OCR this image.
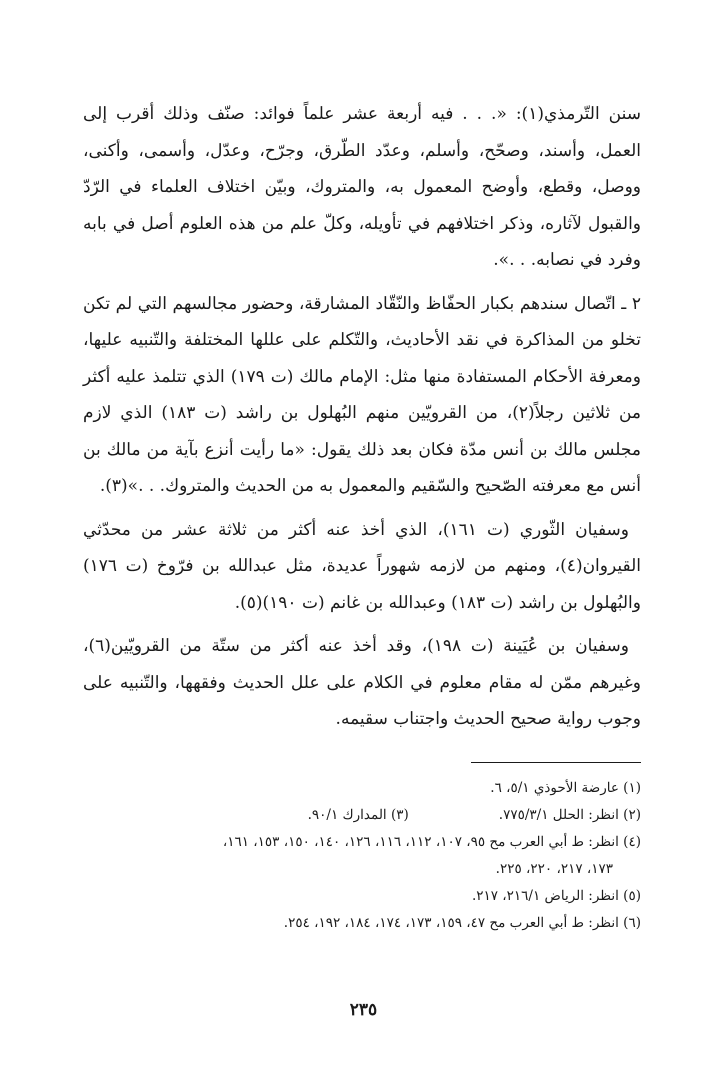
سنن التّرمذي(١): «. . . فيه أربعة عشر علماً فوائد: صنّف وذلك أقرب إلى العمل، وأسند، وصحّح، وأسلم، وعدّد الطّرق، وجرّح، وعدّل، وأسمى، وأكنى، ووصل، وقطع، وأوضح المعمول به، والمتروك، وبيّن اختلاف العلماء في الرّدّ والقبول لآثاره، وذكر اختلافهم في تأويله، وكلّ علم من هذه العلوم أصل في بابه وفرد في نصابه. . .».

٢ ـ اتّصال سندهم بكبار الحفّاظ والنّقّاد المشارقة، وحضور مجالسهم التي لم تكن تخلو من المذاكرة في نقد الأحاديث، والتّكلم على عللها المختلفة والتّنبيه عليها، ومعرفة الأحكام المستفادة منها مثل: الإمام مالك (ت ١٧٩) الذي تتلمذ عليه أكثر من ثلاثين رجلاً(٢)، من القرويّين منهم البُهلول بن راشد (ت ١٨٣) الذي لازم مجلس مالك بن أنس مدّة فكان بعد ذلك يقول: «ما رأيت أنزع بآية من مالك بن أنس مع معرفته الصّحيح والسّقيم والمعمول به من الحديث والمتروك. . .»(٣).

وسفيان الثّوري (ت ١٦١)، الذي أخذ عنه أكثر من ثلاثة عشر من محدّثي القيروان(٤)، ومنهم من لازمه شهوراً عديدة، مثل عبدالله بن فرّوخ (ت ١٧٦) والبُهلول بن راشد (ت ١٨٣) وعبدالله بن غانم (ت ١٩٠)(٥).

وسفيان بن عُيَينة (ت ١٩٨)، وقد أخذ عنه أكثر من ستّة من القرويّين(٦)، وغيرهم ممّن له مقام معلوم في الكلام على علل الحديث وفقهها، والتّنبيه على وجوب رواية صحيح الحديث واجتناب سقيمه.

(١) عارضة الأحوذي ٥/١، ٦.
(٢) انظر: الحلل ٧٧٥/٣/١.(٣) المدارك ٩٠/١.
(٤) انظر: ط أبي العرب مح ٩٥، ١٠٧، ١١٢، ١١٦، ١٢٦، ١٤٠، ١٥٠، ١٥٣، ١٦١،
١٧٣، ٢١٧، ٢٢٠، ٢٢٥.
(٥) انظر: الرياض ٢١٦/١، ٢١٧.
(٦) انظر: ط أبي العرب مح ٤٧، ١٥٩، ١٧٣، ١٧٤، ١٨٤، ١٩٢، ٢٥٤.
٢٣٥
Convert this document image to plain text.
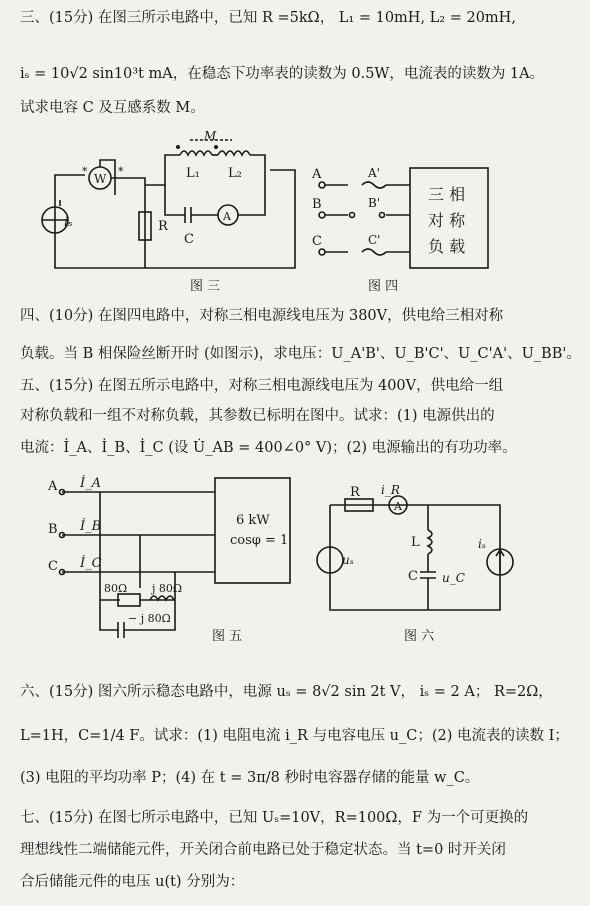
三、(15分) 在图三所示电路中，已知 R =5kΩ， L₁ = 10mH, L₂ = 20mH,
iₛ = 10√2 sin10³t mA，在稳态下功率表的读数为 0.5W，电流表的读数为 1A。
试求电容 C 及互感系数 M。
iₛ
W
*
*
R
L₁ L₂
M
A
C
图 三
三 相
对 称
负 载
A	A'
B	B'
C	C'
图 四
A
B
C
İ_A
İ_B
İ_C
6 kW
cosφ = 1
80Ω j 80Ω
− j 80Ω
图 五
A
R i_R
uₛ
L
C u_C
iₛ
图 六
四、(10分) 在图四电路中，对称三相电源线电压为 380V，供电给三相对称
负载。当 B 相保险丝断开时 (如图示)，求电压：U_A'B'、U_B'C'、U_C'A'、U_BB'。
五、(15分) 在图五所示电路中，对称三相电源线电压为 400V，供电给一组
对称负载和一组不对称负载，其参数已标明在图中。试求：(1) 电源供出的
电流：İ_A、İ_B、İ_C (设 U̇_AB = 400∠0° V)；(2) 电源输出的有功功率。
六、(15分) 图六所示稳态电路中，电源 uₛ = 8√2 sin 2t V， iₛ = 2 A； R=2Ω，
L=1H，C=1/4 F。试求：(1) 电阻电流 i_R 与电容电压 u_C；(2) 电流表的读数 I；
(3) 电阻的平均功率 P；(4) 在 t = 3π/8 秒时电容器存储的能量 w_C。
七、(15分) 在图七所示电路中，已知 Uₛ=10V，R=100Ω，F 为一个可更换的
理想线性二端储能元件，开关闭合前电路已处于稳定状态。当 t=0 时开关闭
合后储能元件的电压 u(t) 分别为：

--

◆ What the task asks: Using the material above, return every line exactly as it appears, minus the pictures.

◆ Exercise response:
OCR this image.
سنن التّرمذي(١): «. . . فيه أربعة عشر علماً فوائد: صنّف وذلك أقرب إلى العمل، وأسند، وصحّح، وأسلم، وعدّد الطّرق، وجرّح، وعدّل، وأسمى، وأكنى، ووصل، وقطع، وأوضح المعمول به، والمتروك، وبيّن اختلاف العلماء في الرّدّ والقبول لآثاره، وذكر اختلافهم في تأويله، وكلّ علم من هذه العلوم أصل في بابه وفرد في نصابه. . .».

٢ ـ اتّصال سندهم بكبار الحفّاظ والنّقّاد المشارقة، وحضور مجالسهم التي لم تكن تخلو من المذاكرة في نقد الأحاديث، والتّكلم على عللها المختلفة والتّنبيه عليها، ومعرفة الأحكام المستفادة منها مثل: الإمام مالك (ت ١٧٩) الذي تتلمذ عليه أكثر من ثلاثين رجلاً(٢)، من القرويّين منهم البُهلول بن راشد (ت ١٨٣) الذي لازم مجلس مالك بن أنس مدّة فكان بعد ذلك يقول: «ما رأيت أنزع بآية من مالك بن أنس مع معرفته الصّحيح والسّقيم والمعمول به من الحديث والمتروك. . .»(٣).

وسفيان الثّوري (ت ١٦١)، الذي أخذ عنه أكثر من ثلاثة عشر من محدّثي القيروان(٤)، ومنهم من لازمه شهوراً عديدة، مثل عبدالله بن فرّوخ (ت ١٧٦) والبُهلول بن راشد (ت ١٨٣) وعبدالله بن غانم (ت ١٩٠)(٥).

وسفيان بن عُيَينة (ت ١٩٨)، وقد أخذ عنه أكثر من ستّة من القرويّين(٦)، وغيرهم ممّن له مقام معلوم في الكلام على علل الحديث وفقهها، والتّنبيه على وجوب رواية صحيح الحديث واجتناب سقيمه.

(١) عارضة الأحوذي ٥/١، ٦.
(٢) انظر: الحلل ٧٧٥/٣/١.(٣) المدارك ٩٠/١.
(٤) انظر: ط أبي العرب مح ٩٥، ١٠٧، ١١٢، ١١٦، ١٢٦، ١٤٠، ١٥٠، ١٥٣، ١٦١،
١٧٣، ٢١٧، ٢٢٠، ٢٢٥.
(٥) انظر: الرياض ٢١٦/١، ٢١٧.
(٦) انظر: ط أبي العرب مح ٤٧، ١٥٩، ١٧٣، ١٧٤، ١٨٤، ١٩٢، ٢٥٤.
٢٣٥
Convert this document image to plain text.
三、(15分) 在图三所示电路中，已知 R =5kΩ， L₁ = 10mH, L₂ = 20mH,
iₛ = 10√2 sin10³t mA，在稳态下功率表的读数为 0.5W，电流表的读数为 1A。
试求电容 C 及互感系数 M。
iₛ
W
*
*
R
L₁ L₂
M
A
C
图 三
三 相
对 称
负 载
A	A'
B	B'
C	C'
图 四
A
B
C
İ_A
İ_B
İ_C
6 kW
cosφ = 1
80Ω j 80Ω
− j 80Ω
图 五
A
R i_R
uₛ
L
C u_C
iₛ
图 六
四、(10分) 在图四电路中，对称三相电源线电压为 380V，供电给三相对称
负载。当 B 相保险丝断开时 (如图示)，求电压：U_A'B'、U_B'C'、U_C'A'、U_BB'。
五、(15分) 在图五所示电路中，对称三相电源线电压为 400V，供电给一组
对称负载和一组不对称负载，其参数已标明在图中。试求：(1) 电源供出的
电流：İ_A、İ_B、İ_C (设 U̇_AB = 400∠0° V)；(2) 电源输出的有功功率。
六、(15分) 图六所示稳态电路中，电源 uₛ = 8√2 sin 2t V， iₛ = 2 A； R=2Ω，
L=1H，C=1/4 F。试求：(1) 电阻电流 i_R 与电容电压 u_C；(2) 电流表的读数 I；
(3) 电阻的平均功率 P；(4) 在 t = 3π/8 秒时电容器存储的能量 w_C。
七、(15分) 在图七所示电路中，已知 Uₛ=10V，R=100Ω，F 为一个可更换的
理想线性二端储能元件，开关闭合前电路已处于稳定状态。当 t=0 时开关闭
合后储能元件的电压 u(t) 分别为：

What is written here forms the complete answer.